TO DO:
Can you print every record below exactly as written?

MATERIAL SHOWN:
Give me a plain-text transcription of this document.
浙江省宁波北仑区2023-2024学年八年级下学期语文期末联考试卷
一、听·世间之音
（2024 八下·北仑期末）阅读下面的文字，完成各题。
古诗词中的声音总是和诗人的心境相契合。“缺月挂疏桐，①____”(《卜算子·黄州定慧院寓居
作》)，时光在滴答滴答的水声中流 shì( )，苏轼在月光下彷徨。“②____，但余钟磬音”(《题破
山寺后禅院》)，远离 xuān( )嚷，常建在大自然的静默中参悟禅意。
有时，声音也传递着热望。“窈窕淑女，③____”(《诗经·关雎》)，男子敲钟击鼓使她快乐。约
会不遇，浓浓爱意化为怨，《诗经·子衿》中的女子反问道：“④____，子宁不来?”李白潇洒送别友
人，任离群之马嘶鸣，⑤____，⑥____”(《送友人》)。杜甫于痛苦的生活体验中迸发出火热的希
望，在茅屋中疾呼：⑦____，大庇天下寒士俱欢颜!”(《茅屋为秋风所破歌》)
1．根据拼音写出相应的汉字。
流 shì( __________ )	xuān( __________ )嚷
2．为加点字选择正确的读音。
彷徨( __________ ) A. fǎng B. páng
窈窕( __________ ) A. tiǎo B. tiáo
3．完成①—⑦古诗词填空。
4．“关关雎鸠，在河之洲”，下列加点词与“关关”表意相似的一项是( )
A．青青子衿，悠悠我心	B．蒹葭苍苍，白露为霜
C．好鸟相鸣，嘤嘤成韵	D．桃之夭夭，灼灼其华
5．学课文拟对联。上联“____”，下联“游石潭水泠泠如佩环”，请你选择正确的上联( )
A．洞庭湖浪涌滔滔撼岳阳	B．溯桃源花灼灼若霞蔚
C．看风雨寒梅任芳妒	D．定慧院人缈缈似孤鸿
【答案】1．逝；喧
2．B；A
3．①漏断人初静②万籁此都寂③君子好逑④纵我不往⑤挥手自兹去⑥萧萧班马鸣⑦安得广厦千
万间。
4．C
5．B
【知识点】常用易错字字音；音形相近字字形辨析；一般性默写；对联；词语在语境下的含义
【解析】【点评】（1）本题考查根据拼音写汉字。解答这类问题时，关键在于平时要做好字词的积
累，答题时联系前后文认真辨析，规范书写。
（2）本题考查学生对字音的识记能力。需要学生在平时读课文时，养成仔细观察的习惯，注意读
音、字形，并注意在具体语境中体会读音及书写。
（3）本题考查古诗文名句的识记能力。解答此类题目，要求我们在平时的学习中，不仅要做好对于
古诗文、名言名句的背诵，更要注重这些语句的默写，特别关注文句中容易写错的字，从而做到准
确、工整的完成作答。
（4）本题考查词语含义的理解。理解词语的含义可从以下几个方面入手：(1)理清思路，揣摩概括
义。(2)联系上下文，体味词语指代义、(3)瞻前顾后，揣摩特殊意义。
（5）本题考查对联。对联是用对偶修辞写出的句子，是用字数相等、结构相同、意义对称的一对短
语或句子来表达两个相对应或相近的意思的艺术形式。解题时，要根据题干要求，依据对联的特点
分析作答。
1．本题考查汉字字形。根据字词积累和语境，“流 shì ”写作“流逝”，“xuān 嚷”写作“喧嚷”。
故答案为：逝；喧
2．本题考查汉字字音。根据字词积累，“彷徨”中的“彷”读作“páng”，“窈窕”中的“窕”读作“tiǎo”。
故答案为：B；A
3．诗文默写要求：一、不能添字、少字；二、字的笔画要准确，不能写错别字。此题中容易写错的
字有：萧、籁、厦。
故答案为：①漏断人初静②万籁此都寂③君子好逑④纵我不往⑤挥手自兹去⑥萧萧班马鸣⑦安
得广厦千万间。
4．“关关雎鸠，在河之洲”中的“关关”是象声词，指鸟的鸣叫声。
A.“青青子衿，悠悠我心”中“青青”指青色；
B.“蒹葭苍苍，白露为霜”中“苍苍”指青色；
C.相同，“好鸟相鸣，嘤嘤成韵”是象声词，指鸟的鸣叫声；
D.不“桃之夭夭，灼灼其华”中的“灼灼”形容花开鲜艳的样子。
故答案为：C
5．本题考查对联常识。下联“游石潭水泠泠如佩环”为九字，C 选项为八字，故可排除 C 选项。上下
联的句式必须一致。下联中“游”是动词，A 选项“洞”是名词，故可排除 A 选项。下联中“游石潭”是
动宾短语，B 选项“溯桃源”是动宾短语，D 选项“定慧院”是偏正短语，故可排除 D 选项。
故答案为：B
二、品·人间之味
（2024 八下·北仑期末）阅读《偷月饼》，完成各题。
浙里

FINISHED TASK:
Give me a plain-text transcription of this document.
浙江省宁波北仑区2023-2024学年八年级下学期语文期末联考试卷
一、听·世间之音
（2024 八下·北仑期末）阅读下面的文字，完成各题。
古诗词中的声音总是和诗人的心境相契合。“缺月挂疏桐，①____”(《卜算子·黄州定慧院寓居
作》)，时光在滴答滴答的水声中流 shì( )，苏轼在月光下彷徨。“②____，但余钟磬音”(《题破
山寺后禅院》)，远离 xuān( )嚷，常建在大自然的静默中参悟禅意。
有时，声音也传递着热望。“窈窕淑女，③____”(《诗经·关雎》)，男子敲钟击鼓使她快乐。约
会不遇，浓浓爱意化为怨，《诗经·子衿》中的女子反问道：“④____，子宁不来?”李白潇洒送别友
人，任离群之马嘶鸣，⑤____，⑥____”(《送友人》)。杜甫于痛苦的生活体验中迸发出火热的希
望，在茅屋中疾呼：⑦____，大庇天下寒士俱欢颜!”(《茅屋为秋风所破歌》)
1．根据拼音写出相应的汉字。
流 shì( __________ )	xuān( __________ )嚷
2．为加点字选择正确的读音。
彷徨( __________ ) A. fǎng B. páng
窈窕( __________ ) A. tiǎo B. tiáo
3．完成①—⑦古诗词填空。
4．“关关雎鸠，在河之洲”，下列加点词与“关关”表意相似的一项是( )
A．青青子衿，悠悠我心	B．蒹葭苍苍，白露为霜
C．好鸟相鸣，嘤嘤成韵	D．桃之夭夭，灼灼其华
5．学课文拟对联。上联“____”，下联“游石潭水泠泠如佩环”，请你选择正确的上联( )
A．洞庭湖浪涌滔滔撼岳阳	B．溯桃源花灼灼若霞蔚
C．看风雨寒梅任芳妒	D．定慧院人缈缈似孤鸿
【答案】1．逝；喧
2．B；A
3．①漏断人初静②万籁此都寂③君子好逑④纵我不往⑤挥手自兹去⑥萧萧班马鸣⑦安得广厦千
万间。
4．C
5．B
【知识点】常用易错字字音；音形相近字字形辨析；一般性默写；对联；词语在语境下的含义
【解析】【点评】（1）本题考查根据拼音写汉字。解答这类问题时，关键在于平时要做好字词的积
累，答题时联系前后文认真辨析，规范书写。
（2）本题考查学生对字音的识记能力。需要学生在平时读课文时，养成仔细观察的习惯，注意读
音、字形，并注意在具体语境中体会读音及书写。
（3）本题考查古诗文名句的识记能力。解答此类题目，要求我们在平时的学习中，不仅要做好对于
古诗文、名言名句的背诵，更要注重这些语句的默写，特别关注文句中容易写错的字，从而做到准
确、工整的完成作答。
（4）本题考查词语含义的理解。理解词语的含义可从以下几个方面入手：(1)理清思路，揣摩概括
义。(2)联系上下文，体味词语指代义、(3)瞻前顾后，揣摩特殊意义。
（5）本题考查对联。对联是用对偶修辞写出的句子，是用字数相等、结构相同、意义对称的一对短
语或句子来表达两个相对应或相近的意思的艺术形式。解题时，要根据题干要求，依据对联的特点
分析作答。
1．本题考查汉字字形。根据字词积累和语境，“流 shì ”写作“流逝”，“xuān 嚷”写作“喧嚷”。
故答案为：逝；喧
2．本题考查汉字字音。根据字词积累，“彷徨”中的“彷”读作“páng”，“窈窕”中的“窕”读作“tiǎo”。
故答案为：B；A
3．诗文默写要求：一、不能添字、少字；二、字的笔画要准确，不能写错别字。此题中容易写错的
字有：萧、籁、厦。
故答案为：①漏断人初静②万籁此都寂③君子好逑④纵我不往⑤挥手自兹去⑥萧萧班马鸣⑦安
得广厦千万间。
4．“关关雎鸠，在河之洲”中的“关关”是象声词，指鸟的鸣叫声。
A.“青青子衿，悠悠我心”中“青青”指青色；
B.“蒹葭苍苍，白露为霜”中“苍苍”指青色；
C.相同，“好鸟相鸣，嘤嘤成韵”是象声词，指鸟的鸣叫声；
D.不“桃之夭夭，灼灼其华”中的“灼灼”形容花开鲜艳的样子。
故答案为：C
5．本题考查对联常识。下联“游石潭水泠泠如佩环”为九字，C 选项为八字，故可排除 C 选项。上下
联的句式必须一致。下联中“游”是动词，A 选项“洞”是名词，故可排除 A 选项。下联中“游石潭”是
动宾短语，B 选项“溯桃源”是动宾短语，D 选项“定慧院”是偏正短语，故可排除 D 选项。
故答案为：B
二、品·人间之味
（2024 八下·北仑期末）阅读《偷月饼》，完成各题。
浙里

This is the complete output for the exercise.